Saturday, August 15, 2020

When the water is rough...


Drift and Breathe

“When our days are turbulent and troubled, our challenge is to remember that the wave is not the sea. Though it pounds us, the pounding will pass. Though it tosses us about, the tossing will pass, if we don’t fight it.”
Mark Nepo (The Book of Awakening, p.226)

          I have written before about my lack of love for boats and fishing. That goes especially for salt-water outings on supposedly sea-worthy boats. I recall one trip on a twenty-eight-foot motorboat out of Block Island to fish for tuna. Once we motored out of the protective harbor and into the Atlantic, the boat went straight up the crest of a wave, and crashed down on the other side, and for a moment in the middle of that swell, we were airborne. That rising and crashing continued until we were more than a mile away from land, so that the island was still visible, but only as a dark strip along the horizon. Once into the deep, the waters calmed and the rises and drops diminished, but by then I was what my grandmother referred to as “addlepated.”

          Mark Nepo warns against allowing our fear of this swelling and crashing to keep us close to shore, because the turbulence will dissipate once we reach the deep water. I recall watching fishermen in a Costa Rican village lead their small, wooden boats out beyond the breakers of a raging Pacific to calmer water where they could hoist themselves over the side without being slammed by the cresting waves. They took this risk every single day to feed their families, and not because it was great sport. They knew from experience that once beyond the breakers, they would find calmer water.

• _DATA SECTION_:
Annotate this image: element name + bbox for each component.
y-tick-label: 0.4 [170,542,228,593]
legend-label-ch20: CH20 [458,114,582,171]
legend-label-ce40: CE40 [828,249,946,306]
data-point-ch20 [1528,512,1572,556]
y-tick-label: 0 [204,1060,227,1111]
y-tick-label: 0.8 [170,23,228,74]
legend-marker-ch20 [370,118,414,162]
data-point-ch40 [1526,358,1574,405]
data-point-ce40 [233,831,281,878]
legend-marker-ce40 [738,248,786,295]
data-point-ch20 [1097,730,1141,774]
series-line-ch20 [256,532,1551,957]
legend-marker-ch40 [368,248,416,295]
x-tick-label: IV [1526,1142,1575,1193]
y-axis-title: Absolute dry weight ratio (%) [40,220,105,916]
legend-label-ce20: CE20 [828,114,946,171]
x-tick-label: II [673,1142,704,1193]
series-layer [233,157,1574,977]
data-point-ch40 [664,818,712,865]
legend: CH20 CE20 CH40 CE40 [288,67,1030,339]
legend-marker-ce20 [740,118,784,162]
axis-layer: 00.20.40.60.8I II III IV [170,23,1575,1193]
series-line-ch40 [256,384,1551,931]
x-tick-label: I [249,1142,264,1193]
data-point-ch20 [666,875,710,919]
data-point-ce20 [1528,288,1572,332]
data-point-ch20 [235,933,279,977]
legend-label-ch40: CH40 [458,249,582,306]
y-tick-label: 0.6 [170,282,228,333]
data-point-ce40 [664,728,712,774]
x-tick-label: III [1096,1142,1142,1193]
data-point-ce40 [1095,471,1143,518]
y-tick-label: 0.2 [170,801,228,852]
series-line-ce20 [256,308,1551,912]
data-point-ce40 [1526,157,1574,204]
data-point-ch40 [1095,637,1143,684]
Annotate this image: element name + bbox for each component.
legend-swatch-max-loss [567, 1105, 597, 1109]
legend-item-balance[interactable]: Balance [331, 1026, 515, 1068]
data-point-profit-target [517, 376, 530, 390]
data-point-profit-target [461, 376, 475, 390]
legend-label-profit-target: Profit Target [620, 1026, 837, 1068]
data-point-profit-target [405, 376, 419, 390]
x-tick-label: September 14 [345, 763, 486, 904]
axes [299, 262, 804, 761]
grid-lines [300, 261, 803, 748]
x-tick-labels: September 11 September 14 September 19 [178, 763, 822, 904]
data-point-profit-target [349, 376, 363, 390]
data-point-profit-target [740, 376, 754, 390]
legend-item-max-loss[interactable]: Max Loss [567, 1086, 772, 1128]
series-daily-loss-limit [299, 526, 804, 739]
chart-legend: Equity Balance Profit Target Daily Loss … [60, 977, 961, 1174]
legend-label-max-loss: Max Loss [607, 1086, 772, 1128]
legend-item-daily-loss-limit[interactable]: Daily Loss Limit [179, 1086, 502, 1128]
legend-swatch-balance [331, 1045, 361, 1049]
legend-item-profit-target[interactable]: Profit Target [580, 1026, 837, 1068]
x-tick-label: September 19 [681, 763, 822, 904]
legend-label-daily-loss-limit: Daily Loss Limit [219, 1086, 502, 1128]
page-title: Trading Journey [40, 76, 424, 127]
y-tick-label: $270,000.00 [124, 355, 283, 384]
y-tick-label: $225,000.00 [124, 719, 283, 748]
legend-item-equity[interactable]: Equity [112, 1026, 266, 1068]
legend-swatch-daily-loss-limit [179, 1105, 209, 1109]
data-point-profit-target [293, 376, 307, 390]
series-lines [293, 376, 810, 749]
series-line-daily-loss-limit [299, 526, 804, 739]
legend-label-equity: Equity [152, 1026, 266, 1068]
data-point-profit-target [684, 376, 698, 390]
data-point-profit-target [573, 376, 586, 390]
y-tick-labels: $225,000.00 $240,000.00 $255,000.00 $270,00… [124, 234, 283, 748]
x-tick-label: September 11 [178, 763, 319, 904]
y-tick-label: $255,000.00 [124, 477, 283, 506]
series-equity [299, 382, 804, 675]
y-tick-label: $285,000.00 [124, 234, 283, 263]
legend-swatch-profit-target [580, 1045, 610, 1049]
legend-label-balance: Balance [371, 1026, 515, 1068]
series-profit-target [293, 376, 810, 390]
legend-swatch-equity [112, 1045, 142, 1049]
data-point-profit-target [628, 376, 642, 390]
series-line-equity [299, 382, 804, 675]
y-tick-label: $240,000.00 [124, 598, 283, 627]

• _PROBLEM 1_: Reproduce the Drift and Breathe post from "Drift and Breathe" to "of Awakening, p.226)".
• _PROBLEM 2_: Carry on writing the Drift and Breathe post, starting after its last sentence.

• _ANSWER 1_:
Drift and Breathe

“When our days are turbulent and troubled, our challenge is to remember that the wave is not the sea. Though it pounds us, the pounding will pass. Though it tosses us about, the tossing will pass, if we don’t fight it.”
Mark Nepo (The Book of Awakening, p.226)

• _ANSWER 2_:
          We can take some comfort in that analogy, too. We are struggling through a time of great turbulence—so much is going on that we (at least, I) have trouble keeping up with it. It is difficult enough to deal with the confinement of a pandemic, but a contentious political season on top of it is putting us into the crashing breakers. If we allow fear to hold us back, we will never get past the bone-crunching battering of this present moment. We cannot afford to be addlepated. If we can just drag our little boats past these pounding breakers, we will find smoother water.

To everyone who is trying to survive in this current climate, I encourage you to practice deep belly breathing—calm your fears and allow the turbulence to flow around you. In the words of Mark Nepo, “Breathe slowly and stroke your way past all the distraction. When you feel the swell of life around you, simply drift…”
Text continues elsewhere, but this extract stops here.